● **Source material**:
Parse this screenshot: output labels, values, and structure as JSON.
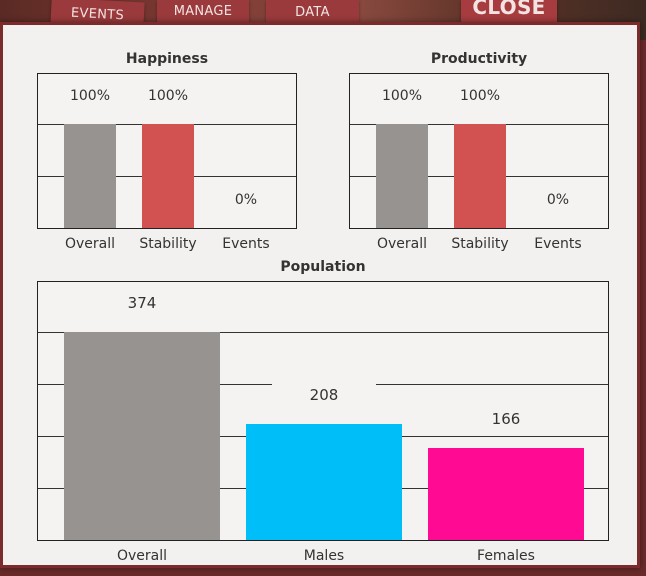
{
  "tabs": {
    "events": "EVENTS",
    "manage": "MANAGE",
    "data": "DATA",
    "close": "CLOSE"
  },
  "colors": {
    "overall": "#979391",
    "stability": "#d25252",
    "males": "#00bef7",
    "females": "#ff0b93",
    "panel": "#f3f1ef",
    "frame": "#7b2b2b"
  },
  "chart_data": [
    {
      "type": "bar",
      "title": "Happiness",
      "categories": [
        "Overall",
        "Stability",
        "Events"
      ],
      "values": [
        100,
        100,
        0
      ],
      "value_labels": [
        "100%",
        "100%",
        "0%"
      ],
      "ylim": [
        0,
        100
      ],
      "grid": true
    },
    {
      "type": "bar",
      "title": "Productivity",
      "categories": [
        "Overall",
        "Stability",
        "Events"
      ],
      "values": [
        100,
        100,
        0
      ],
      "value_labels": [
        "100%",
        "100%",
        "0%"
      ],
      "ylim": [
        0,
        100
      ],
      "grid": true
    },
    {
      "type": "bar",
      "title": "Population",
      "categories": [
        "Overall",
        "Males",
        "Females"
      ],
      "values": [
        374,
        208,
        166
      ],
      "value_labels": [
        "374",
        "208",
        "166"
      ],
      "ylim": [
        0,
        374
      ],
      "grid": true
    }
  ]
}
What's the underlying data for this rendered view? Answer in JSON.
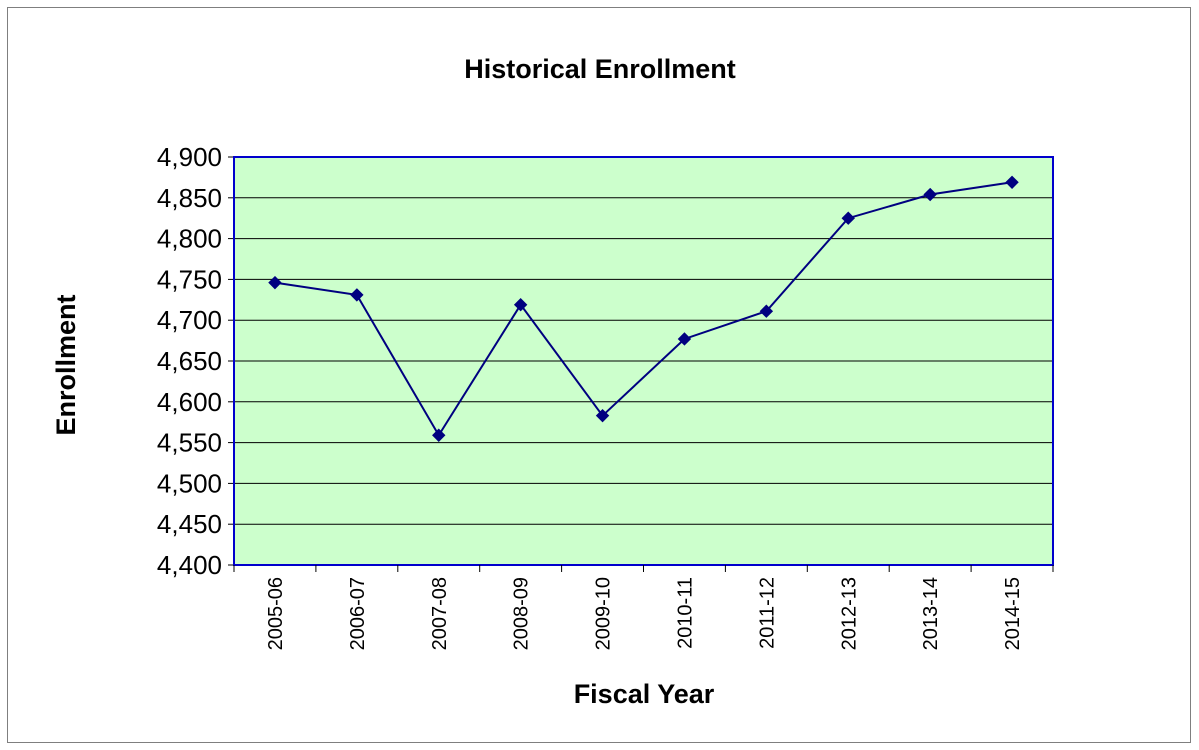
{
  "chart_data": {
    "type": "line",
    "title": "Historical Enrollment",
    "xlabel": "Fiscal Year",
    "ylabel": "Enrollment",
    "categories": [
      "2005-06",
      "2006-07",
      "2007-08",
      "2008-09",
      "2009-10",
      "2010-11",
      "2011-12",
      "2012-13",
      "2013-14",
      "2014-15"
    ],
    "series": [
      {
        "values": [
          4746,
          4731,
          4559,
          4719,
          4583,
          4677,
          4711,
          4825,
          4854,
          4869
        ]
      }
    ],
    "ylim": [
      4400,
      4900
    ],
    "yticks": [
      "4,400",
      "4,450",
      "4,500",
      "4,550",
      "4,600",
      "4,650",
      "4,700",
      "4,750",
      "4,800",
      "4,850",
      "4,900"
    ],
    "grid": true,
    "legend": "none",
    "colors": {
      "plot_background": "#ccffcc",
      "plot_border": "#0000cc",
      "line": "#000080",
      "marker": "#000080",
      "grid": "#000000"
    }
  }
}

● **Task prompt**:
Collect the complete line wherever the string "this" appears in the records.

● **Full output**:
Parse this screenshot: output labels, values, and structure as JSON.
What's the underlying data for this rendered view? Answer in JSON.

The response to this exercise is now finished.